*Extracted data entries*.
■ ■ ■ ■ ■

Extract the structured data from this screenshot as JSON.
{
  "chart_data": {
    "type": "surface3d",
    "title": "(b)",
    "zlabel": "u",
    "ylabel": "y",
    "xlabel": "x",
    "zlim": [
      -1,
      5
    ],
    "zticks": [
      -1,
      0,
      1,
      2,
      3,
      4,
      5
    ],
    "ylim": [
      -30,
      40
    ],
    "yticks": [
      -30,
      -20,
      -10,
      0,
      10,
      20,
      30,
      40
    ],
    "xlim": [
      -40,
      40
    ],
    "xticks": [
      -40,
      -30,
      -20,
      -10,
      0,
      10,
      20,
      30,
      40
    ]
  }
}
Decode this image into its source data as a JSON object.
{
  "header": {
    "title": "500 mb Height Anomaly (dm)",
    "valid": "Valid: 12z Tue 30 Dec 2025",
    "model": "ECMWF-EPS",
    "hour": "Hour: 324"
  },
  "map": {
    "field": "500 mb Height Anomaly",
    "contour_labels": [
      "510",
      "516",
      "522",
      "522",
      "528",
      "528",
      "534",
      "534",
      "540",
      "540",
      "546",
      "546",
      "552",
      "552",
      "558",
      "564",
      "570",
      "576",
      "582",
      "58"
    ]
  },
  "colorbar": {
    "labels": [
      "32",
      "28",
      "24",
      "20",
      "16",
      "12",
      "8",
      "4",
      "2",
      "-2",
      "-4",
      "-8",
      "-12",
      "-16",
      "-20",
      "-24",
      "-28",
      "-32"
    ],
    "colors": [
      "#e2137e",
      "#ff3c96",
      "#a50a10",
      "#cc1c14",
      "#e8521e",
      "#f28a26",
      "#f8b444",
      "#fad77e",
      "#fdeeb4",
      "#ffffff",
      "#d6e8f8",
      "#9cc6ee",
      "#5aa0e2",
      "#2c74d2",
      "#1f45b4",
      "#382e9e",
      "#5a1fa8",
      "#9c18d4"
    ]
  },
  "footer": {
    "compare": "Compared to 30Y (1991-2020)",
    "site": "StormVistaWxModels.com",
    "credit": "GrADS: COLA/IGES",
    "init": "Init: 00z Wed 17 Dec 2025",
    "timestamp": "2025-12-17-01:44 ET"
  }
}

■ ■ ■ ■ ■

*AIM*.
Write out the data again, exactly and in full.

*COMPLETE ANSWER*.
Extract the structured data from this screenshot as JSON.
{
  "chart_data": {
    "type": "surface3d",
    "title": "(b)",
    "zlabel": "u",
    "ylabel": "y",
    "xlabel": "x",
    "zlim": [
      -1,
      5
    ],
    "zticks": [
      -1,
      0,
      1,
      2,
      3,
      4,
      5
    ],
    "ylim": [
      -30,
      40
    ],
    "yticks": [
      -30,
      -20,
      -10,
      0,
      10,
      20,
      30,
      40
    ],
    "xlim": [
      -40,
      40
    ],
    "xticks": [
      -40,
      -30,
      -20,
      -10,
      0,
      10,
      20,
      30,
      40
    ]
  }
}
Decode this image into its source data as a JSON object.
{
  "header": {
    "title": "500 mb Height Anomaly (dm)",
    "valid": "Valid: 12z Tue 30 Dec 2025",
    "model": "ECMWF-EPS",
    "hour": "Hour: 324"
  },
  "map": {
    "field": "500 mb Height Anomaly",
    "contour_labels": [
      "510",
      "516",
      "522",
      "522",
      "528",
      "528",
      "534",
      "534",
      "540",
      "540",
      "546",
      "546",
      "552",
      "552",
      "558",
      "564",
      "570",
      "576",
      "582",
      "58"
    ]
  },
  "colorbar": {
    "labels": [
      "32",
      "28",
      "24",
      "20",
      "16",
      "12",
      "8",
      "4",
      "2",
      "-2",
      "-4",
      "-8",
      "-12",
      "-16",
      "-20",
      "-24",
      "-28",
      "-32"
    ],
    "colors": [
      "#e2137e",
      "#ff3c96",
      "#a50a10",
      "#cc1c14",
      "#e8521e",
      "#f28a26",
      "#f8b444",
      "#fad77e",
      "#fdeeb4",
      "#ffffff",
      "#d6e8f8",
      "#9cc6ee",
      "#5aa0e2",
      "#2c74d2",
      "#1f45b4",
      "#382e9e",
      "#5a1fa8",
      "#9c18d4"
    ]
  },
  "footer": {
    "compare": "Compared to 30Y (1991-2020)",
    "site": "StormVistaWxModels.com",
    "credit": "GrADS: COLA/IGES",
    "init": "Init: 00z Wed 17 Dec 2025",
    "timestamp": "2025-12-17-01:44 ET"
  }
}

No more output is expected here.